- **Directions for this task**
Look through the data below. Collect every line where the word "structured" occurs.
--
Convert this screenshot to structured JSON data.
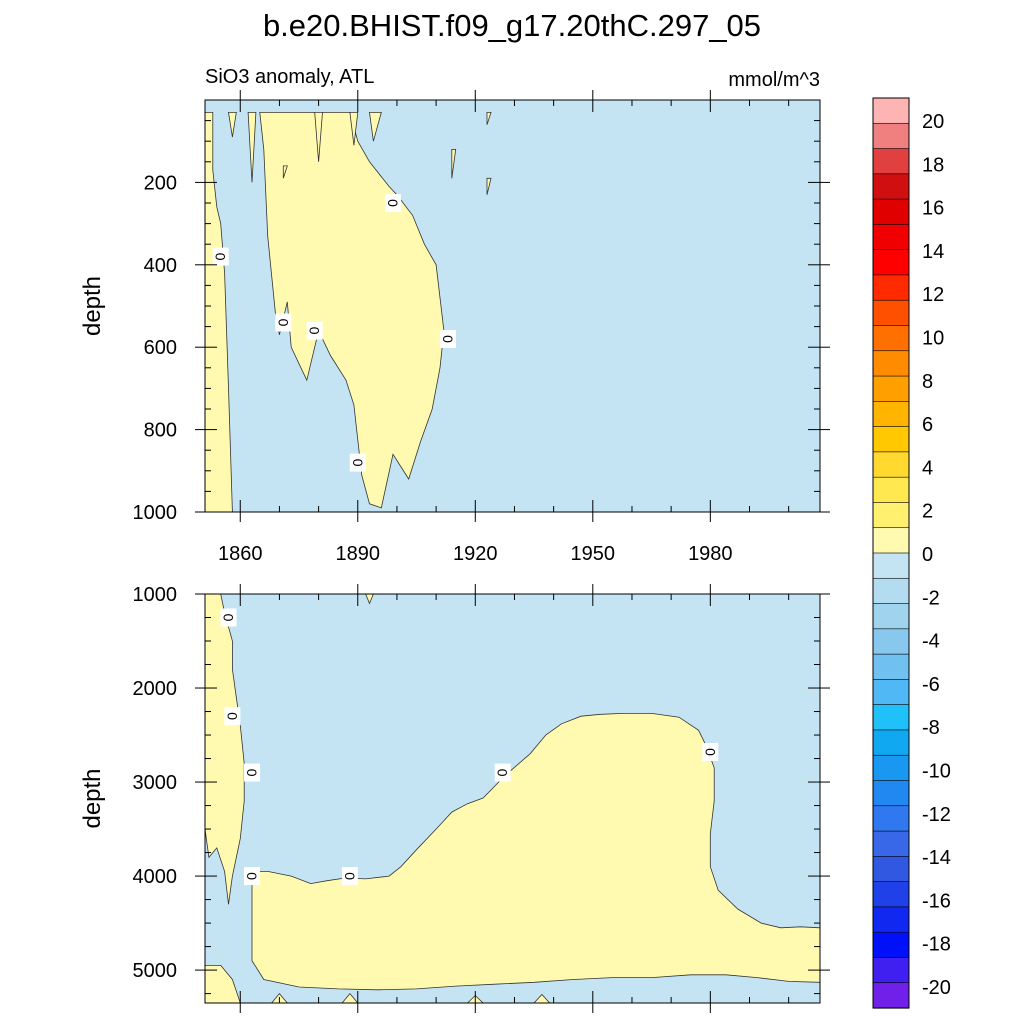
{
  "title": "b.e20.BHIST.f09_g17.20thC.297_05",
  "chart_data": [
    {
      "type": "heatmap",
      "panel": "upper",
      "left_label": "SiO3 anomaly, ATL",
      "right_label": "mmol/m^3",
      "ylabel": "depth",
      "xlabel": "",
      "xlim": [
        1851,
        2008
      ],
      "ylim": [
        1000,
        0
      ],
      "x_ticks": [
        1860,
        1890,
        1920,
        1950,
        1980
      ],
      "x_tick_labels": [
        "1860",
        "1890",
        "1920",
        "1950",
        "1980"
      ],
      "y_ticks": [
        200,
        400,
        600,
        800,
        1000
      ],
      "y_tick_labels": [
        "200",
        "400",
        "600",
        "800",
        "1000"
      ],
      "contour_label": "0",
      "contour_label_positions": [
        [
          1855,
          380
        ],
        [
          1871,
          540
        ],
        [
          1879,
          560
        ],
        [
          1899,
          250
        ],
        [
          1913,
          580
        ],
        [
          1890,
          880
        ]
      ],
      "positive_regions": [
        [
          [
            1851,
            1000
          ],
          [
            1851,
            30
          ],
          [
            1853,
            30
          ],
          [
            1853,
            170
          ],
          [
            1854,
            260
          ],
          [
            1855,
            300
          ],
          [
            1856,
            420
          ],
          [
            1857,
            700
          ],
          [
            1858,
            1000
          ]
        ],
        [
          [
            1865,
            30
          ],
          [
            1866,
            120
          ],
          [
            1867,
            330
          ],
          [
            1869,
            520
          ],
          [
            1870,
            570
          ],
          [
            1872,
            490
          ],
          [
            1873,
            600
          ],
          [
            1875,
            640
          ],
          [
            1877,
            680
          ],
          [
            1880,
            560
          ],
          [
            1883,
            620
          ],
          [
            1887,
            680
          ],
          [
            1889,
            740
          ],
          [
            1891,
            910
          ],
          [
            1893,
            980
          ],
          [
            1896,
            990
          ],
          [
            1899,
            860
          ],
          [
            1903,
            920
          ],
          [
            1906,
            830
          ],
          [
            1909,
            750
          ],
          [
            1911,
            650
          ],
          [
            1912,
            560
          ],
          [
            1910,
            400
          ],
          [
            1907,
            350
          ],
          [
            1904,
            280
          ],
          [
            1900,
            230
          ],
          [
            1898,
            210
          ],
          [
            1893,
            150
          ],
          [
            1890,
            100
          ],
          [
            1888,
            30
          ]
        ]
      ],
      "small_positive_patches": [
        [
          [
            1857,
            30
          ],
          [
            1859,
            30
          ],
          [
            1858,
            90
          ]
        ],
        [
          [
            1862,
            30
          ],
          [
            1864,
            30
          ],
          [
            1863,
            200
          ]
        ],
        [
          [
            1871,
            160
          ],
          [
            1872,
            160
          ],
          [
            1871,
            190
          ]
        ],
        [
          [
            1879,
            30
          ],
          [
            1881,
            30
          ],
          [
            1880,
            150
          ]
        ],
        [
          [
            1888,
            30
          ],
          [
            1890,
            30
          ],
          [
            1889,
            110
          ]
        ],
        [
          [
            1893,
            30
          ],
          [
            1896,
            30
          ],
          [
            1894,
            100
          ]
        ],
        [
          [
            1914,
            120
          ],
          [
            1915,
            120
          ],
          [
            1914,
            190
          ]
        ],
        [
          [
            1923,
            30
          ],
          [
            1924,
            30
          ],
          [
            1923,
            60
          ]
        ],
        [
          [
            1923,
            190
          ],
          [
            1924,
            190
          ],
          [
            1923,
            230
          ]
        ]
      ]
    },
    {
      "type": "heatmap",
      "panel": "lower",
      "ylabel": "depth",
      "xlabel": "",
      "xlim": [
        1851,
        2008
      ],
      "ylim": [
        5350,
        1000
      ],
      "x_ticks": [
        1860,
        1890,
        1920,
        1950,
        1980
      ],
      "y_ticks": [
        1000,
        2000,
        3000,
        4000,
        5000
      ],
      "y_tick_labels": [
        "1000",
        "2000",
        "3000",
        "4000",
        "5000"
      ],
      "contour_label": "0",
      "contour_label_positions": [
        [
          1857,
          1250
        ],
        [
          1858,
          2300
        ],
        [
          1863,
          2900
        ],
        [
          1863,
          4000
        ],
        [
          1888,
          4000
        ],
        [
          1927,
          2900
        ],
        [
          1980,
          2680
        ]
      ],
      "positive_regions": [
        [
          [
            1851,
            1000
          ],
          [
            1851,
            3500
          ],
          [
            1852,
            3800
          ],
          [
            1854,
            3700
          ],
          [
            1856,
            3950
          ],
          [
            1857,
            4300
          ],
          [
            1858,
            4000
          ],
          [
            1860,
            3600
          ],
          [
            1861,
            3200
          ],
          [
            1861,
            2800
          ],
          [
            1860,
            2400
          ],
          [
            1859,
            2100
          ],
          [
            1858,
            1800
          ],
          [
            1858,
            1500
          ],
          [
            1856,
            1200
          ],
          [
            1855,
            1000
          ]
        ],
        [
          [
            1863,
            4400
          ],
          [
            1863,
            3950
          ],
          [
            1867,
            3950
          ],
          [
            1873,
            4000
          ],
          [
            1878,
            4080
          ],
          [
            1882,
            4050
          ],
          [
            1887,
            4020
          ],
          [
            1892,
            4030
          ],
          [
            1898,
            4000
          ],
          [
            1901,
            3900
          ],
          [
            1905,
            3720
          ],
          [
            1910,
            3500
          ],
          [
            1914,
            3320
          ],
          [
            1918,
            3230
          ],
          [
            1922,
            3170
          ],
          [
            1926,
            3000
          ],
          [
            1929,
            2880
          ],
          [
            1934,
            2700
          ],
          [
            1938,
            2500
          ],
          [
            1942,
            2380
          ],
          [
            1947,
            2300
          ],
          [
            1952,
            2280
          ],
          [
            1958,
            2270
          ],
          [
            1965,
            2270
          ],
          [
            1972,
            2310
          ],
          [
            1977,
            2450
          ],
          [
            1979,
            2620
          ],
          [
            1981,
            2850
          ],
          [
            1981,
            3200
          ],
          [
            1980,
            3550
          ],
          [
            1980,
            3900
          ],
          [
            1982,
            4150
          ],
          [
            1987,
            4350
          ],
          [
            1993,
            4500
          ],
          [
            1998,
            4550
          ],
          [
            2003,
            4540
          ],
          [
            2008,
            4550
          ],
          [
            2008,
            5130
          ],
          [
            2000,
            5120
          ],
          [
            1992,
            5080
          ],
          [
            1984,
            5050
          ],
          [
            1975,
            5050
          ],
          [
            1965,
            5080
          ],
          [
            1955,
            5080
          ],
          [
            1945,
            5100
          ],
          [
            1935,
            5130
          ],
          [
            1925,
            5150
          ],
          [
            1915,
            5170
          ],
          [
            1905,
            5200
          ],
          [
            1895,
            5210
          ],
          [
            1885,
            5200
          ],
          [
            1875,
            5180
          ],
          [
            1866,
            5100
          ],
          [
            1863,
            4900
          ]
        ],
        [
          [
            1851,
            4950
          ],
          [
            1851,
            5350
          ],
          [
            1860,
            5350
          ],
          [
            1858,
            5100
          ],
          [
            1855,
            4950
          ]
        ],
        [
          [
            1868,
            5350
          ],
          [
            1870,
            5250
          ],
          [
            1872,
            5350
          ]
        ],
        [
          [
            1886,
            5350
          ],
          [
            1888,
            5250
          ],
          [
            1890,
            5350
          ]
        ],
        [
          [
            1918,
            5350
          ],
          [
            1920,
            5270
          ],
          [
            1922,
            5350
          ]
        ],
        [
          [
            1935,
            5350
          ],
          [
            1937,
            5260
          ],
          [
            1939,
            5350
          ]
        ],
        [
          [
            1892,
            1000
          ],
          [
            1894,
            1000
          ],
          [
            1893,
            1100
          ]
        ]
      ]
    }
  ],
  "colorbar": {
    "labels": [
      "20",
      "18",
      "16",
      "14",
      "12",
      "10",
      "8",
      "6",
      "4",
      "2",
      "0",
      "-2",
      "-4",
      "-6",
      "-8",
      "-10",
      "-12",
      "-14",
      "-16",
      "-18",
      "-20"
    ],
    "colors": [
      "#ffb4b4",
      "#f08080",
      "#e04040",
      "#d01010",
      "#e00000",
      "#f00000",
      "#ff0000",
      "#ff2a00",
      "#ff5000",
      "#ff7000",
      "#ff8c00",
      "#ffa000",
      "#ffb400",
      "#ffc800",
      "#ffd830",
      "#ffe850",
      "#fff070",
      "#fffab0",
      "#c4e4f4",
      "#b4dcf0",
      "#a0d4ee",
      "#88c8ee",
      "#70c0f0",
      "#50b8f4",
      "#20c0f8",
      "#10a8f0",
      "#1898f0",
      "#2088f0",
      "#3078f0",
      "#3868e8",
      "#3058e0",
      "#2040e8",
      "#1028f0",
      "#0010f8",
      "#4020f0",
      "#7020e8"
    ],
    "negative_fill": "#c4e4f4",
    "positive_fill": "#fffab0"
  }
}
--
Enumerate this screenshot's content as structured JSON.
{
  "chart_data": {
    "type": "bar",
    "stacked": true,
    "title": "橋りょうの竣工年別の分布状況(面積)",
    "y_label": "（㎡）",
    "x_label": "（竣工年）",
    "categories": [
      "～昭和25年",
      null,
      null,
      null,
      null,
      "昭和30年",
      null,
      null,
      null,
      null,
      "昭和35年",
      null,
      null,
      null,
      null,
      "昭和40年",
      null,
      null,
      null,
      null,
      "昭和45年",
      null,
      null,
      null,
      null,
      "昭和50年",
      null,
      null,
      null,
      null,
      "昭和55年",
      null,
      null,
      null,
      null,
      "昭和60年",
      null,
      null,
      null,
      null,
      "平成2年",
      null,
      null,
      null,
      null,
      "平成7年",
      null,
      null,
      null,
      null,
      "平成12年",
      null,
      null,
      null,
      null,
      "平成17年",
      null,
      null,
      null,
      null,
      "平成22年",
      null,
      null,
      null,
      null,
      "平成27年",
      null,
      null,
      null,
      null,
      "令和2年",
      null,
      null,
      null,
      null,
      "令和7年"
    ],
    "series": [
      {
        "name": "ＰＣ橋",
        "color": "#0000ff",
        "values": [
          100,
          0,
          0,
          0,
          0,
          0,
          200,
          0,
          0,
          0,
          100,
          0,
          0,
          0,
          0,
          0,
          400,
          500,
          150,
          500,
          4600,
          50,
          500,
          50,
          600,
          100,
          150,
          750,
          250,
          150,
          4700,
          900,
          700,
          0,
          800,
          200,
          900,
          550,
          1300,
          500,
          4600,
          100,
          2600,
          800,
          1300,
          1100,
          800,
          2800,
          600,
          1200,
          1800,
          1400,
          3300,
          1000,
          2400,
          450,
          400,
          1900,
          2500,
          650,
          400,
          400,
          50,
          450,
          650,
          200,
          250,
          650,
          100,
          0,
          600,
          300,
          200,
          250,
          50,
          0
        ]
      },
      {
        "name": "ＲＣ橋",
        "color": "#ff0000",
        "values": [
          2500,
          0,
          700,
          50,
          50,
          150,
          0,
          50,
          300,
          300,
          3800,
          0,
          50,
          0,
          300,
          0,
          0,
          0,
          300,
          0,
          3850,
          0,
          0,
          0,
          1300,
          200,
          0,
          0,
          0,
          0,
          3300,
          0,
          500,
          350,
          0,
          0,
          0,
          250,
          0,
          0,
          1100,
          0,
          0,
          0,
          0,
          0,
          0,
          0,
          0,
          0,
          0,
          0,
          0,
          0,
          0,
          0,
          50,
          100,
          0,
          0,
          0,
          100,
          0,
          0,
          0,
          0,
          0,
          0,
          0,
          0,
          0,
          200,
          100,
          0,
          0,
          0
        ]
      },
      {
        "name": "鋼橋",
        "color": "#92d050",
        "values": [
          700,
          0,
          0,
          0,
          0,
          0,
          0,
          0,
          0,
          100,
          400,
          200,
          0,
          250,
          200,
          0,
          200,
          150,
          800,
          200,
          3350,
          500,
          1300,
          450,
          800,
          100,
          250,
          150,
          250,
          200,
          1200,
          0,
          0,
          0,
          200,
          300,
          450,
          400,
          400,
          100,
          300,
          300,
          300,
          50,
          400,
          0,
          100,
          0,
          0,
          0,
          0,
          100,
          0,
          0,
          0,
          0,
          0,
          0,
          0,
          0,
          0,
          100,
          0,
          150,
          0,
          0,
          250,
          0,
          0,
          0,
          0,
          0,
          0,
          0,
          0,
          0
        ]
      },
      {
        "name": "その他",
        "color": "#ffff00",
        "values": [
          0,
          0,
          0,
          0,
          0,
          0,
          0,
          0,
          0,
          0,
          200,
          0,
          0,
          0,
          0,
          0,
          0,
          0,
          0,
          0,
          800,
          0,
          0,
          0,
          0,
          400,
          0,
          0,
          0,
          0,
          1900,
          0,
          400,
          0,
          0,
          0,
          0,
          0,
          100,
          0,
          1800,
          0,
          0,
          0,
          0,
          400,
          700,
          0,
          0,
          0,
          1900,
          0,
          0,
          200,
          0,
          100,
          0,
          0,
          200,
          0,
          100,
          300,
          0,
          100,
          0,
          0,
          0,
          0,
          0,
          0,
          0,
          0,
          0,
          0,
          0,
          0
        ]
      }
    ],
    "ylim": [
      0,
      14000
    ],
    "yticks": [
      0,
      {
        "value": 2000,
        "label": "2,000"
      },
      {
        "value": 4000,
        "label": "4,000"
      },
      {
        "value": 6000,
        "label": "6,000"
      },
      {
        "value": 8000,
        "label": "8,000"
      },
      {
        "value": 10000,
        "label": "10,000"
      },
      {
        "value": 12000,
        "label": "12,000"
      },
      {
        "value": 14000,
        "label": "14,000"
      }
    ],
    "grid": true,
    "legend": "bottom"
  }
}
--
- **Output for this task**
Convert this screenshot to structured JSON data.
Enumerate this screenshot's content as structured JSON.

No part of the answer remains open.